CONSIGNES
a. Répondez s'il vous plaît à ces questions sur le texte consacré à la jeune peintre :
(i) À quel moment l'inspiration lui vient-elle généralement ?
(ii) Quels thèmes traite la toile devant laquelle elle est photographiée ?
(iii) Quelle couleur traduit la naissance du bébé ?
b. Poursuivez le texte consacré à la jeune peintre à partir de sa dernière phrase.

DOCUMENT
========

C’est généralement la nuit que l’inspiration lui vient. Une scène quotidienne, une photo, un beau temps, lui permettent de faire des croquis et après, d’y apposer la peinture.
Mais c’est son environnement immédiat qui l’inspire. La toile devant laquelle elle est photographiée traite du planning familial et de la solidarité.

« J’évoque le planning familial et la solidarité. L’homme souhaite avoir de nombreux enfants. Certains sont très petits et la maman est encore enceinte. Pour le père, ces petits enfants peuvent aider leur mère alors que ce n’est pas possible. D’où le thème de la solidarité. Les voisins sont sollicités chaque fois qu’il y a un souci. Ici la femme doit accoucher et le père appelle les voisins à l’aide. Malgré les dérives des uns et des autres, quand on est solidaire, on a la force, même quand on est pauvre », explique-t-elle.
Le travail de la jeune peintre varie en fonction des thèmes traités, l’usage des couleurs aussi. « Ici j’utilise le marron et le noir parce la femme souffre. Mais il y a de l’espoir qui débouchera sur la gaieté avec la naissance du bébé qui se traduit par le vert », situe-t-elle.

========

DONNÉES FOURNIES
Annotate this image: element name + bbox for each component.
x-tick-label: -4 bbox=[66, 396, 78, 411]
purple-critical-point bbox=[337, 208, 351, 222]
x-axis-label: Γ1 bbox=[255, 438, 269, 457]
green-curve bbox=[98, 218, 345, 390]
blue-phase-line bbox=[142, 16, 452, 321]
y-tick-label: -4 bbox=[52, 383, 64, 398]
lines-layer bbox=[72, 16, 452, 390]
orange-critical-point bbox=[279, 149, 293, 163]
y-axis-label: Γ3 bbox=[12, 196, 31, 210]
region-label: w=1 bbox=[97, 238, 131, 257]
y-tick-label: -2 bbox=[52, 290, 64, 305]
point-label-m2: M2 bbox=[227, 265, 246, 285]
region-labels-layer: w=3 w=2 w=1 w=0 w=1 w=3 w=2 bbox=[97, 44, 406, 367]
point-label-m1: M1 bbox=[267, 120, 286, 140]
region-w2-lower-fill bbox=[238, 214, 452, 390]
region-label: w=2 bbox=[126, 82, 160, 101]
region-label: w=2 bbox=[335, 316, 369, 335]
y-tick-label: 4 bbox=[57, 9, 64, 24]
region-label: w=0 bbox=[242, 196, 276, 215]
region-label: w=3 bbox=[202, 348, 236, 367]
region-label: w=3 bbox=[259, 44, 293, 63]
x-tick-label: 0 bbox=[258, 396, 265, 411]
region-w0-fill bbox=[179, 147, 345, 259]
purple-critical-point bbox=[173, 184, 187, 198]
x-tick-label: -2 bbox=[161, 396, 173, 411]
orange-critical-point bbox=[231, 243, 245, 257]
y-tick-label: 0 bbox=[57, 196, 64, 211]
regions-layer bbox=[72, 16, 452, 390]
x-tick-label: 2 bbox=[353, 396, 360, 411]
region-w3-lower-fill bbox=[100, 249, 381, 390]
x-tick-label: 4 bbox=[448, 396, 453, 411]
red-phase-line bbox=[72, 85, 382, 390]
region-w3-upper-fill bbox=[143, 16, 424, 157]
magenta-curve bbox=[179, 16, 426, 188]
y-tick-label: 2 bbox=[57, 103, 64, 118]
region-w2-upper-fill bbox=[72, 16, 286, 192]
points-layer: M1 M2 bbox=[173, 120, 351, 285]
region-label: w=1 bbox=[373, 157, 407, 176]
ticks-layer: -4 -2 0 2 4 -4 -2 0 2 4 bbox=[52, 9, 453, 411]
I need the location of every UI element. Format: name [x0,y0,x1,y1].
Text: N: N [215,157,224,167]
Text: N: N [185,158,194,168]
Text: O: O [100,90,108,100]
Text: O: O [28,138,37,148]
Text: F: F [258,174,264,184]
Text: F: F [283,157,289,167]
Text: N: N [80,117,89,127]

========

RÉPONSES
a.
(i) La nuit.
(ii) Le planning familial et la solidarité.
(iii) Le vert.

b.
Kara Aïcha procède aussi par jets. A travers cette technique, elle interpelle. « Tout ce qu’on dit, il faut faire attention. Qu’on dise de bonnes paroles autour de nous, contrôler notre langage ».
Dans la perspective, Aïcha souhaite laisser « une histoire » à la postérité. Celle de la fille non-scolarisée qui a su s’imposer par son art, son abnégation, sa force de caractère. Elle souhaite faire de la transmission de connaissance pour qu’à l’image de son maître, les plus jeunes puissent s’en inspirer et ne pas faire de la non scolarisation un frein à leur réussite. « J’ai été aidé par un monsieur et je veux aussi aider des enfants », rêve-t-elle.
Par Sanou A.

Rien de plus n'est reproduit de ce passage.